Conocí
que la virtud que más necesita un
misionero apostólico, después de la humildad y pobreza, es la mansedumbre.
Por esto, Jesucristo decía a sus amados discípulos: Aprended de mí, que soy
manso y humilde de corazón, y así hallaréis descanso para vuestras almas. La humildad es como la raíz del árbol, y la
mansedumbre es el fruto. Con la humildad, dice San Bernardo, se agrada a Dios,
y con la mansedumbre, al prójimo. En el sermón que Jesucristo hizo en el
monte dijo: Bienaventurados los mansos, porque ellos poseerán la tierra. No
sólo la tierra de promisión y la tierra de los vivientes que es el Cielo, sino
también los corazones terrenos de los hombres.
No
hay virtud que los atraiga tanto como la mansedumbre. Pasa lo mismo que en un
estanque de peces; que, si se les tira pan, todos vienen a la orilla, sin miedo
ninguno se acercan a los pies; pero, si en lugar de pan se les tira una piedra,
todos huyen y se esconden. Así son los hombres. Si se les trata con mansedumbre,
todos se presentan, todos vienen y asisten a los sermones y al confesonario;
pero, si se les trata con aspereza, se incomodan, no asisten y se quedan allá
murmurando del ministro del Señor.

_Material proporcionado_.

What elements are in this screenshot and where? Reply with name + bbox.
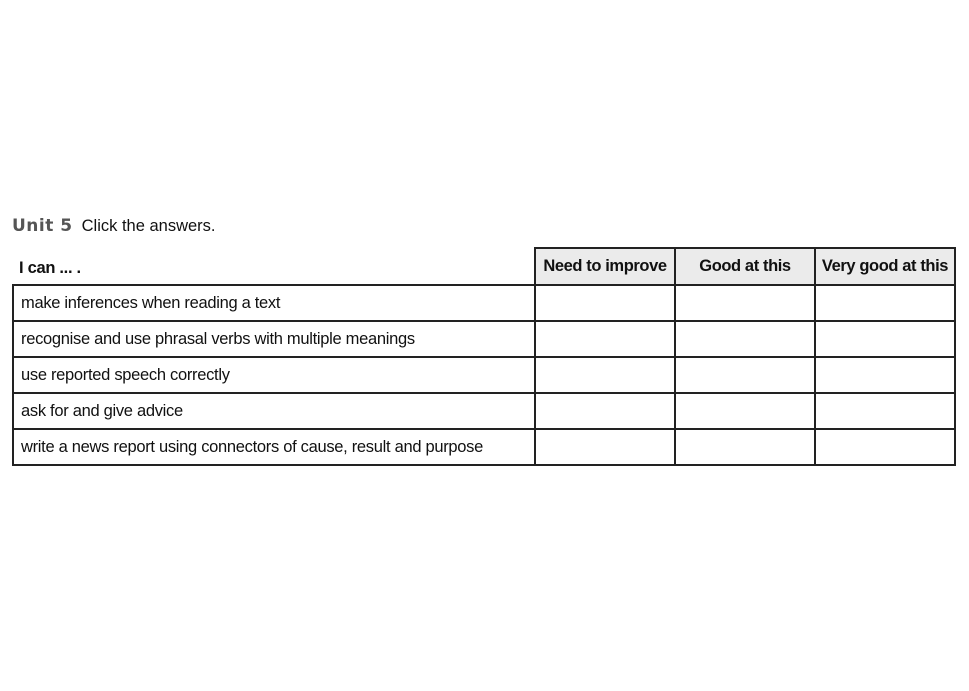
answer-cell-very-good-at-this[interactable] [815,321,955,357]
skill-label: write a news report using connectors of cause, result and purpose [13,429,535,465]
instruction-text: Click the answers. [81,217,216,235]
table-row [13,393,955,429]
answer-cell-good-at-this[interactable] [675,357,815,393]
answer-cell-need-to-improve[interactable] [535,321,675,357]
unit-label: Unit 5 [12,216,73,236]
header-i-can: I can ... . [13,248,535,285]
section-heading [12,216,216,240]
answer-cell-very-good-at-this[interactable] [815,285,955,321]
answer-cell-very-good-at-this[interactable] [815,357,955,393]
answer-cell-very-good-at-this[interactable] [815,429,955,465]
answer-cell-very-good-at-this[interactable] [815,393,955,429]
table-row [13,285,955,321]
header-very-good-at-this: Very good at this [815,248,955,285]
header-need-to-improve: Need to improve [535,248,675,285]
answer-cell-need-to-improve[interactable] [535,393,675,429]
answer-cell-need-to-improve[interactable] [535,429,675,465]
header-good-at-this: Good at this [675,248,815,285]
answer-cell-need-to-improve[interactable] [535,357,675,393]
table-row [13,357,955,393]
table-row [13,321,955,357]
table-row [13,429,955,465]
table-header-row [13,248,955,285]
answer-cell-good-at-this[interactable] [675,393,815,429]
skill-label: recognise and use phrasal verbs with multiple meanings [13,321,535,357]
skill-label: use reported speech correctly [13,357,535,393]
answer-cell-good-at-this[interactable] [675,285,815,321]
answer-cell-good-at-this[interactable] [675,429,815,465]
skill-label: ask for and give advice [13,393,535,429]
answer-cell-need-to-improve[interactable] [535,285,675,321]
answer-cell-good-at-this[interactable] [675,321,815,357]
skill-label: make inferences when reading a text [13,285,535,321]
self-assessment-table [12,247,956,466]
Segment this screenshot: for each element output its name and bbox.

_Instrucciones y requisitos_. Reproduzca literalmente el fragmento del pasaje sobre la mansedumbre que se inicia con las palabras que contienen "Por esto, Jesucristo" y concluye con "de los hombres.". Los registros constituyen un material aparte, independiente del texto.

_Tarea resuelta_.
Por esto, Jesucristo decía a sus amados discípulos: Aprended de mí, que soy
manso y humilde de corazón, y así hallaréis descanso para vuestras almas. La humildad es como la raíz del árbol, y la
mansedumbre es el fruto. Con la humildad, dice San Bernardo, se agrada a Dios,
y con la mansedumbre, al prójimo. En el sermón que Jesucristo hizo en el
monte dijo: Bienaventurados los mansos, porque ellos poseerán la tierra. No
sólo la tierra de promisión y la tierra de los vivientes que es el Cielo, sino
también los corazones terrenos de los hombres.